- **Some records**

* START *

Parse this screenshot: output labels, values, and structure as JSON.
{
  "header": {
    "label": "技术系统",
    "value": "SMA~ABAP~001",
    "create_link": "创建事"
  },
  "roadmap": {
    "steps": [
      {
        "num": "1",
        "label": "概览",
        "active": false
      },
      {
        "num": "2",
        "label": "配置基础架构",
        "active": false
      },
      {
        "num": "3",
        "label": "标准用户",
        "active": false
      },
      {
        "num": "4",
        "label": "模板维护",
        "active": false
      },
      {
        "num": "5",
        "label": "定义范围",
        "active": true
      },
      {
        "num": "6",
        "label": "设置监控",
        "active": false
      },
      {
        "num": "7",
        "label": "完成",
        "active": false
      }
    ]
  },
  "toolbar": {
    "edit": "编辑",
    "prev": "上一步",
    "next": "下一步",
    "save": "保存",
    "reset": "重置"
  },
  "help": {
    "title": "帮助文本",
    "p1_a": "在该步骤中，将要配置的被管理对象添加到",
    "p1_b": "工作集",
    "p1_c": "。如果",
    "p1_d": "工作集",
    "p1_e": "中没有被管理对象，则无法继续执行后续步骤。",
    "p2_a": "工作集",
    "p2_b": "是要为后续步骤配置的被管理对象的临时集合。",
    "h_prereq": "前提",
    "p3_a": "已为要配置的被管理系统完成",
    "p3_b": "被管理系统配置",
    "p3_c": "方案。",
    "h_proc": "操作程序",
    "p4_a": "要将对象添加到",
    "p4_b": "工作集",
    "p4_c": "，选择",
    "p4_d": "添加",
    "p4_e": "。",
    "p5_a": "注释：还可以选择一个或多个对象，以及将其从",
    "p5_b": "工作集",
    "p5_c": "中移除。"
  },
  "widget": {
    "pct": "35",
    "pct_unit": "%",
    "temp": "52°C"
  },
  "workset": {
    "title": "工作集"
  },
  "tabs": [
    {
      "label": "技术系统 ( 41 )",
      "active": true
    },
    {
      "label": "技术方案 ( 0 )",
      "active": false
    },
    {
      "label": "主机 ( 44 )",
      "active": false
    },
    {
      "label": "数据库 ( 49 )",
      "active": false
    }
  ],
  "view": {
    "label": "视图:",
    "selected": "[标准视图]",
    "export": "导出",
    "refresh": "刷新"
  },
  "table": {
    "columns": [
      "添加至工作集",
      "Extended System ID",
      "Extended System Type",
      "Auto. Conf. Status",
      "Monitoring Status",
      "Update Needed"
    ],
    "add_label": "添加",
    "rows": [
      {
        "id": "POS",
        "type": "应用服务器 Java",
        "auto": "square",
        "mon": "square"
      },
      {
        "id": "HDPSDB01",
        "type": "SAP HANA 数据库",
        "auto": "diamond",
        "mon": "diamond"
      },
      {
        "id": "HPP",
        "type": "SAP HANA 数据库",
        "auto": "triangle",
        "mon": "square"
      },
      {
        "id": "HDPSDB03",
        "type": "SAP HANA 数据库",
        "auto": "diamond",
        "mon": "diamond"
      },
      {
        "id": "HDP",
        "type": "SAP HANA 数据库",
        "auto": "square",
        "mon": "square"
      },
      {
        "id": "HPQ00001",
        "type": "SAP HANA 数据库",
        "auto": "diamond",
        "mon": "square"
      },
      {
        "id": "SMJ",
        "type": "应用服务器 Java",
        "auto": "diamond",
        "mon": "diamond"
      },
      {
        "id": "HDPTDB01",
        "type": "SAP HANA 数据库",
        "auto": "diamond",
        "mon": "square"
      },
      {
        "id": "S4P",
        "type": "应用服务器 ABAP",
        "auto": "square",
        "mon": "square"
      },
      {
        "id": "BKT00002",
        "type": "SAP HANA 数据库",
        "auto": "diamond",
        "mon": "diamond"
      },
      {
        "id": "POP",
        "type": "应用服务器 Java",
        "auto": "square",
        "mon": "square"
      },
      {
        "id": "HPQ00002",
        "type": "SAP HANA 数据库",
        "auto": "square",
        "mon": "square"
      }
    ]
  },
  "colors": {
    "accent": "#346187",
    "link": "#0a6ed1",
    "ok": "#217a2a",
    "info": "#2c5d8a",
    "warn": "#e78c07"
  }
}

* END *
* START *

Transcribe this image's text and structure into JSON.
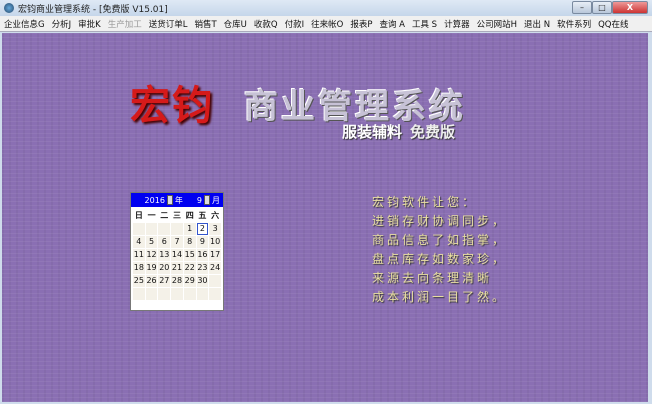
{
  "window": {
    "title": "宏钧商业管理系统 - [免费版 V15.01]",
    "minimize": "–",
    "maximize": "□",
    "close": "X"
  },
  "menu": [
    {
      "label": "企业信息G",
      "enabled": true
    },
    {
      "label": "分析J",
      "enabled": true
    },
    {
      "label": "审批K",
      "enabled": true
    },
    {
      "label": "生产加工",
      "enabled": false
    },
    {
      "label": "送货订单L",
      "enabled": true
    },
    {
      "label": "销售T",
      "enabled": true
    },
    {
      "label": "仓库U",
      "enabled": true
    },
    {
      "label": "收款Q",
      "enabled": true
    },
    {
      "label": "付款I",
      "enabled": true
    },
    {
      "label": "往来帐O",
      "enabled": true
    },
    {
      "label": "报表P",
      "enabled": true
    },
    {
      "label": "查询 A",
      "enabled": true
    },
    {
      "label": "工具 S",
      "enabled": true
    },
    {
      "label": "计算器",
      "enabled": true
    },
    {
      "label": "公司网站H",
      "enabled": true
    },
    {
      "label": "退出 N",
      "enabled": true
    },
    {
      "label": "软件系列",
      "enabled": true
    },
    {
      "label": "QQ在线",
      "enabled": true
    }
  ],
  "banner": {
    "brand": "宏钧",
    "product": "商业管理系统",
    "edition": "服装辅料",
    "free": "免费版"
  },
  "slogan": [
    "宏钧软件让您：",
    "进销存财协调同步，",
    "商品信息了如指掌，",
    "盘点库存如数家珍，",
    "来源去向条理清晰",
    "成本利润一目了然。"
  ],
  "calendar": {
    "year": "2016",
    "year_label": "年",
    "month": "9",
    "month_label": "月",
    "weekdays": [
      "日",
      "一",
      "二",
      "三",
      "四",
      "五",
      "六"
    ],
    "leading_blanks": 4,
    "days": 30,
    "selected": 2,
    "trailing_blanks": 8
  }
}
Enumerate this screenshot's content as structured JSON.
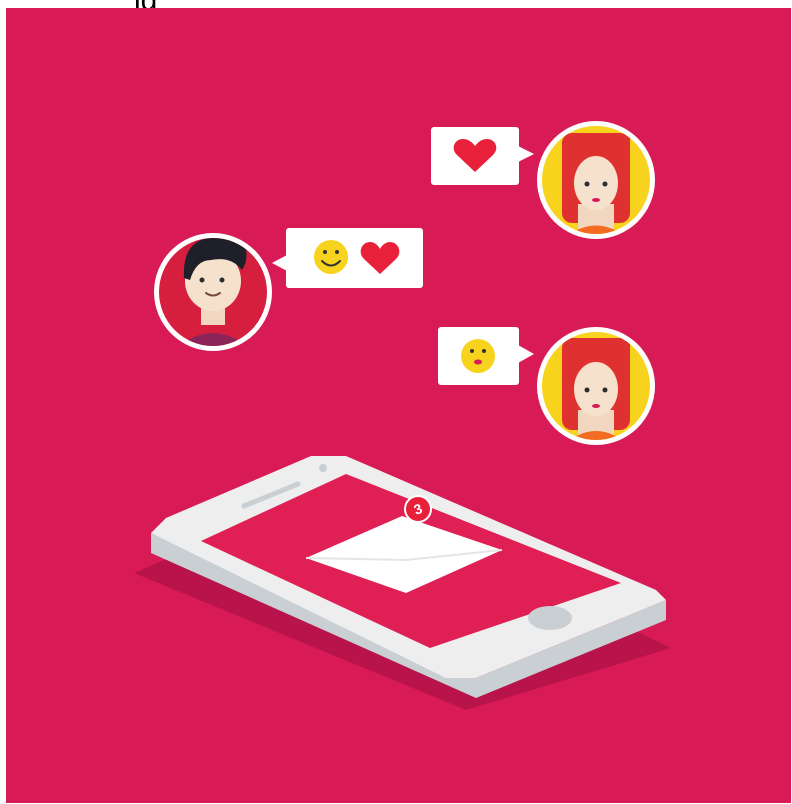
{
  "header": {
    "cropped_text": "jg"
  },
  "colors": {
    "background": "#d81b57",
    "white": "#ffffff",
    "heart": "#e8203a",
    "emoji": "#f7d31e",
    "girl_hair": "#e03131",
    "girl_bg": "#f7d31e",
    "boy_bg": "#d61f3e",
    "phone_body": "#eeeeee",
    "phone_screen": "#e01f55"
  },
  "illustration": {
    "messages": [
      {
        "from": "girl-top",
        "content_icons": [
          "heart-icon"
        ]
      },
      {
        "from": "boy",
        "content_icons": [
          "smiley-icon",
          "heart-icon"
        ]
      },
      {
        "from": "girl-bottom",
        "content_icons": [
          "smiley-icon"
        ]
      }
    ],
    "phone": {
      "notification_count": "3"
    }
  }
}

* END *

- **Problem to solve**
Locate the lines above that hold the word "System". Show every one of them.

- **Exercise response**
      "Extended System ID",
      "Extended System Type",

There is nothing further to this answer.